§ Goal
Return the material exactly as supplied, apart from the pictures, which are omitted.

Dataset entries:

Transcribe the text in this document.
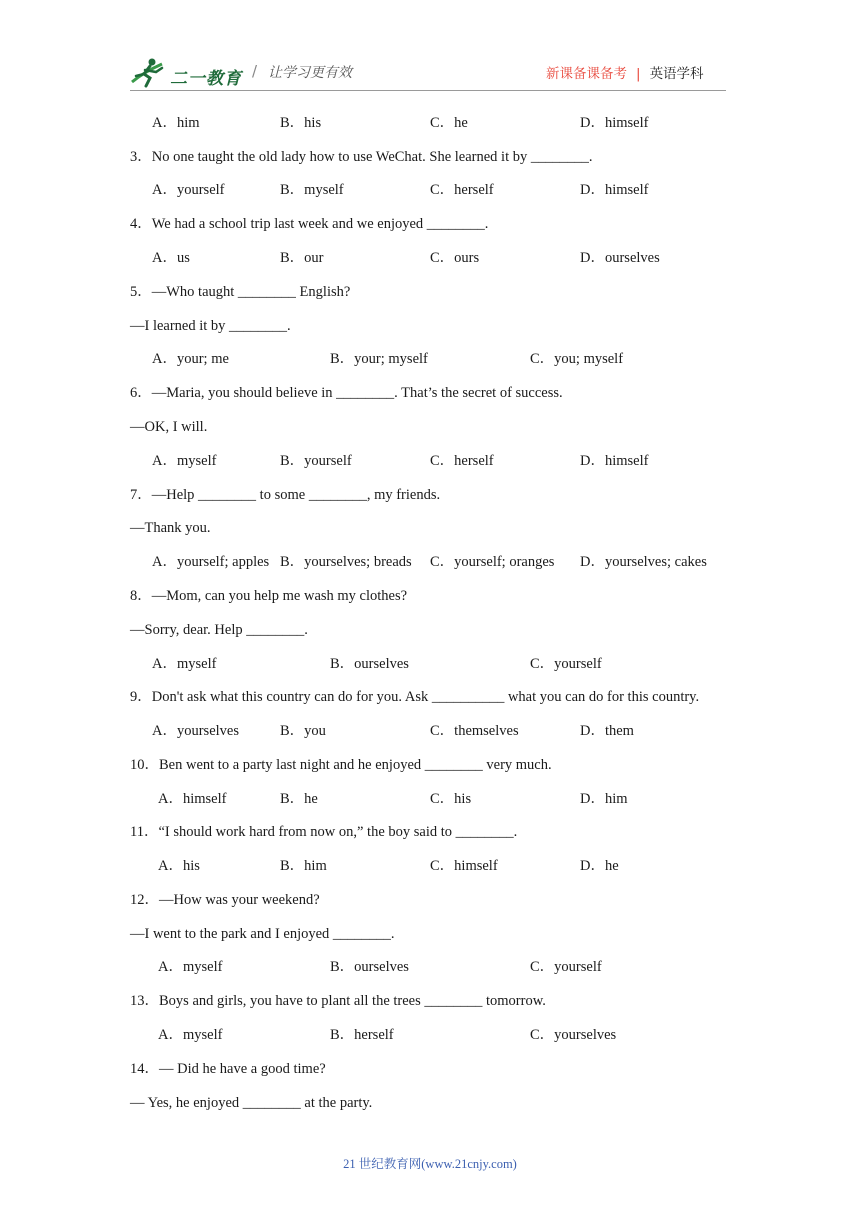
二一教育 / 让学习更有效	新课备课备考 | 英语学科
A．him	B．his	C．he	D．himself
3．No one taught the old lady how to use WeChat. She learned it by ________.
A．yourself	B．myself	C．herself	D．himself
4．We had a school trip last week and we enjoyed ________.
A．us	B．our	C．ours	D．ourselves
5．—Who taught ________ English?
—I learned it by ________.
A．your; me	B．your; myself	C．you; myself
6．—Maria, you should believe in ________. That’s the secret of success.
—OK, I will.
A．myself	B．yourself	C．herself	D．himself
7．—Help ________ to some ________, my friends.
—Thank you.
A．yourself; apples B．yourselves; breads C．yourself; oranges D．yourselves; cakes
8．—Mom, can you help me wash my clothes?
—Sorry, dear. Help ________.
A．myself	B．ourselves	C．yourself
9．Don't ask what this country can do for you. Ask __________ what you can do for this country.
A．yourselves	B．you	C．themselves	D．them
10．Ben went to a party last night and he enjoyed ________ very much.
A．himself	B．he	C．his	D．him
11．“I should work hard from now on,” the boy said to ________.
A．his	B．him	C．himself	D．he
12．—How was your weekend?
—I went to the park and I enjoyed ________.
A．myself	B．ourselves	C．yourself
13．Boys and girls, you have to plant all the trees ________ tomorrow.
A．myself	B．herself	C．yourselves
14．— Did he have a good time?
— Yes, he enjoyed ________ at the party.
21 世纪教育网(www.21cnjy.com)
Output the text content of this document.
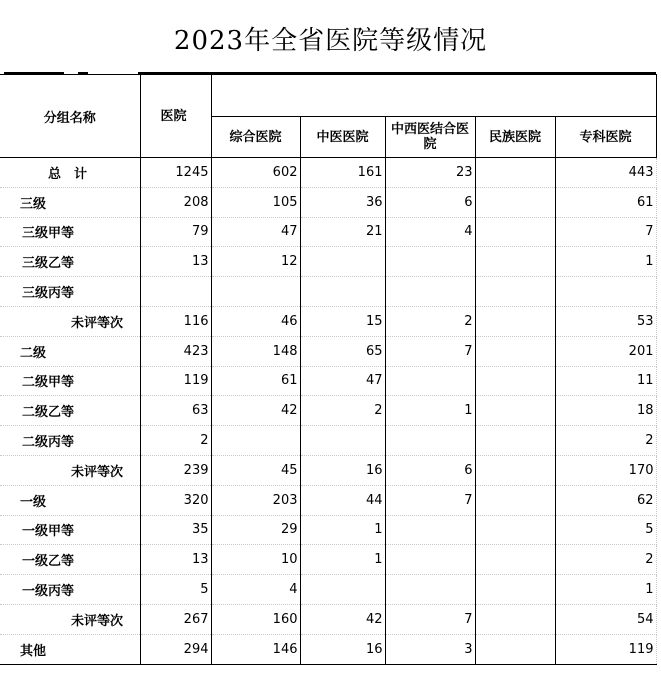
2023年全省医院等级情况
分组名称	医院					
		综合医院	中医医院	中西医结合医院	民族医院	专科医院
总　计	1245	602	161	23		443
三级	208	105	36	6		61
三级甲等	79	47	21	4		7
三级乙等	13	12				1
三级丙等						
未评等次	116	46	15	2		53
二级	423	148	65	7		201
二级甲等	119	61	47			11
二级乙等	63	42	2	1		18
二级丙等	2					2
未评等次	239	45	16	6		170
一级	320	203	44	7		62
一级甲等	35	29	1			5
一级乙等	13	10	1			2
一级丙等	5	4				1
未评等次	267	160	42	7		54
其他	294	146	16	3		119
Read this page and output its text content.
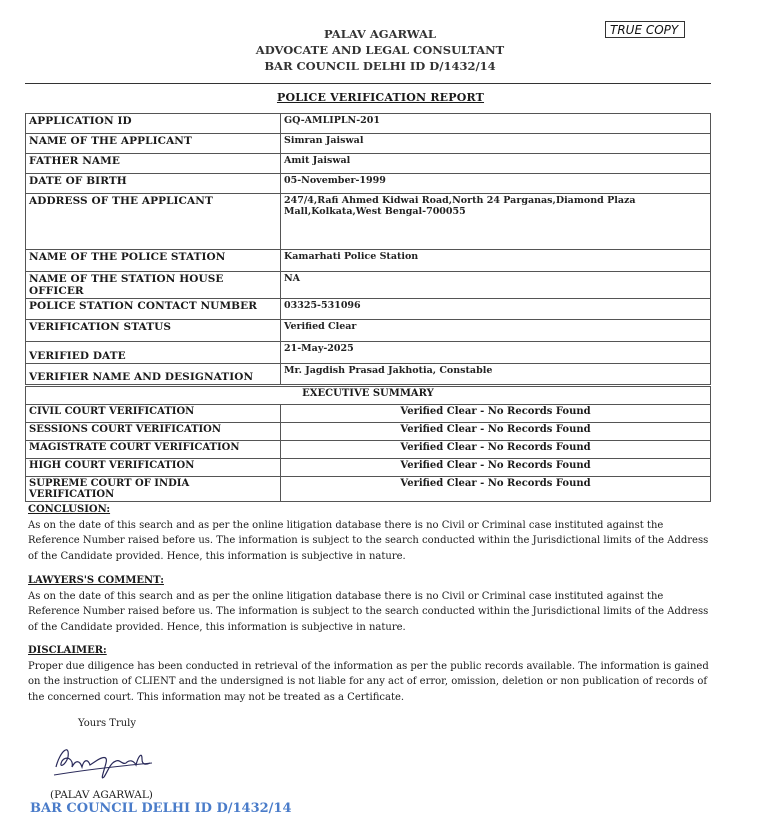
PALAV AGARWAL
ADVOCATE AND LEGAL CONSULTANT
BAR COUNCIL DELHI ID D/1432/14
TRUE COPY
POLICE VERIFICATION REPORT
APPLICATION ID	GQ-AMLIPLN-201
NAME OF THE APPLICANT	Simran Jaiswal
FATHER NAME	Amit Jaiswal
DATE OF BIRTH	05-November-1999
ADDRESS OF THE APPLICANT	247/4,Rafi Ahmed Kidwai Road,North 24 Parganas,Diamond Plaza Mall,Kolkata,West Bengal-700055
NAME OF THE POLICE STATION	Kamarhati Police Station
NAME OF THE STATION HOUSE OFFICER	NA
POLICE STATION CONTACT NUMBER	03325-531096
VERIFICATION STATUS	Verified Clear
VERIFIED DATE	21-May-2025
VERIFIER NAME AND DESIGNATION	Mr. Jagdish Prasad Jakhotia, Constable
EXECUTIVE SUMMARY	
CIVIL COURT VERIFICATION	Verified Clear - No Records Found
SESSIONS COURT VERIFICATION	Verified Clear - No Records Found
MAGISTRATE COURT VERIFICATION	Verified Clear - No Records Found
HIGH COURT VERIFICATION	Verified Clear - No Records Found
SUPREME COURT OF INDIA VERIFICATION	Verified Clear - No Records Found
CONCLUSION:
As on the date of this search and as per the online litigation database there is no Civil or Criminal case instituted against the Reference Number raised before us. The information is subject to the search conducted within the Jurisdictional limits of the Address of the Candidate provided. Hence, this information is subjective in nature.
LAWYERS'S COMMENT:
As on the date of this search and as per the online litigation database there is no Civil or Criminal case instituted against the Reference Number raised before us. The information is subject to the search conducted within the Jurisdictional limits of the Address of the Candidate provided. Hence, this information is subjective in nature.
DISCLAIMER:
Proper due diligence has been conducted in retrieval of the information as per the public records available. The information is gained on the instruction of CLIENT and the undersigned is not liable for any act of error, omission, deletion or non publication of records of the concerned court. This information may not be treated as a Certificate.
Yours Truly
(PALAV AGARWAL)
BAR COUNCIL DELHI ID D/1432/14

§ Completed task
Transcribe the text in this document.
二一教育 / 让学习更有效	新课备课备考 | 英语学科
A．him	B．his	C．he	D．himself
3．No one taught the old lady how to use WeChat. She learned it by ________.
A．yourself	B．myself	C．herself	D．himself
4．We had a school trip last week and we enjoyed ________.
A．us	B．our	C．ours	D．ourselves
5．—Who taught ________ English?
—I learned it by ________.
A．your; me	B．your; myself	C．you; myself
6．—Maria, you should believe in ________. That’s the secret of success.
—OK, I will.
A．myself	B．yourself	C．herself	D．himself
7．—Help ________ to some ________, my friends.
—Thank you.
A．yourself; apples B．yourselves; breads C．yourself; oranges D．yourselves; cakes
8．—Mom, can you help me wash my clothes?
—Sorry, dear. Help ________.
A．myself	B．ourselves	C．yourself
9．Don't ask what this country can do for you. Ask __________ what you can do for this country.
A．yourselves	B．you	C．themselves	D．them
10．Ben went to a party last night and he enjoyed ________ very much.
A．himself	B．he	C．his	D．him
11．“I should work hard from now on,” the boy said to ________.
A．his	B．him	C．himself	D．he
12．—How was your weekend?
—I went to the park and I enjoyed ________.
A．myself	B．ourselves	C．yourself
13．Boys and girls, you have to plant all the trees ________ tomorrow.
A．myself	B．herself	C．yourselves
14．— Did he have a good time?
— Yes, he enjoyed ________ at the party.
21 世纪教育网(www.21cnjy.com)
Output the text content of this document.
2023年全省医院等级情况
分组名称	医院					
		综合医院	中医医院	中西医结合医院	民族医院	专科医院
总　计	1245	602	161	23		443
三级	208	105	36	6		61
三级甲等	79	47	21	4		7
三级乙等	13	12				1
三级丙等						
未评等次	116	46	15	2		53
二级	423	148	65	7		201
二级甲等	119	61	47			11
二级乙等	63	42	2	1		18
二级丙等	2					2
未评等次	239	45	16	6		170
一级	320	203	44	7		62
一级甲等	35	29	1			5
一级乙等	13	10	1			2
一级丙等	5	4				1
未评等次	267	160	42	7		54
其他	294	146	16	3		119
Read this page and output its text content.
PALAV AGARWAL
ADVOCATE AND LEGAL CONSULTANT
BAR COUNCIL DELHI ID D/1432/14
TRUE COPY
POLICE VERIFICATION REPORT
APPLICATION ID	GQ-AMLIPLN-201
NAME OF THE APPLICANT	Simran Jaiswal
FATHER NAME	Amit Jaiswal
DATE OF BIRTH	05-November-1999
ADDRESS OF THE APPLICANT	247/4,Rafi Ahmed Kidwai Road,North 24 Parganas,Diamond Plaza Mall,Kolkata,West Bengal-700055
NAME OF THE POLICE STATION	Kamarhati Police Station
NAME OF THE STATION HOUSE OFFICER	NA
POLICE STATION CONTACT NUMBER	03325-531096
VERIFICATION STATUS	Verified Clear
VERIFIED DATE	21-May-2025
VERIFIER NAME AND DESIGNATION	Mr. Jagdish Prasad Jakhotia, Constable
EXECUTIVE SUMMARY	
CIVIL COURT VERIFICATION	Verified Clear - No Records Found
SESSIONS COURT VERIFICATION	Verified Clear - No Records Found
MAGISTRATE COURT VERIFICATION	Verified Clear - No Records Found
HIGH COURT VERIFICATION	Verified Clear - No Records Found
SUPREME COURT OF INDIA VERIFICATION	Verified Clear - No Records Found
CONCLUSION:
As on the date of this search and as per the online litigation database there is no Civil or Criminal case instituted against the Reference Number raised before us. The information is subject to the search conducted within the Jurisdictional limits of the Address of the Candidate provided. Hence, this information is subjective in nature.
LAWYERS'S COMMENT:
As on the date of this search and as per the online litigation database there is no Civil or Criminal case instituted against the Reference Number raised before us. The information is subject to the search conducted within the Jurisdictional limits of the Address of the Candidate provided. Hence, this information is subjective in nature.
DISCLAIMER:
Proper due diligence has been conducted in retrieval of the information as per the public records available. The information is gained on the instruction of CLIENT and the undersigned is not liable for any act of error, omission, deletion or non publication of records of the concerned court. This information may not be treated as a Certificate.
Yours Truly
(PALAV AGARWAL)
BAR COUNCIL DELHI ID D/1432/14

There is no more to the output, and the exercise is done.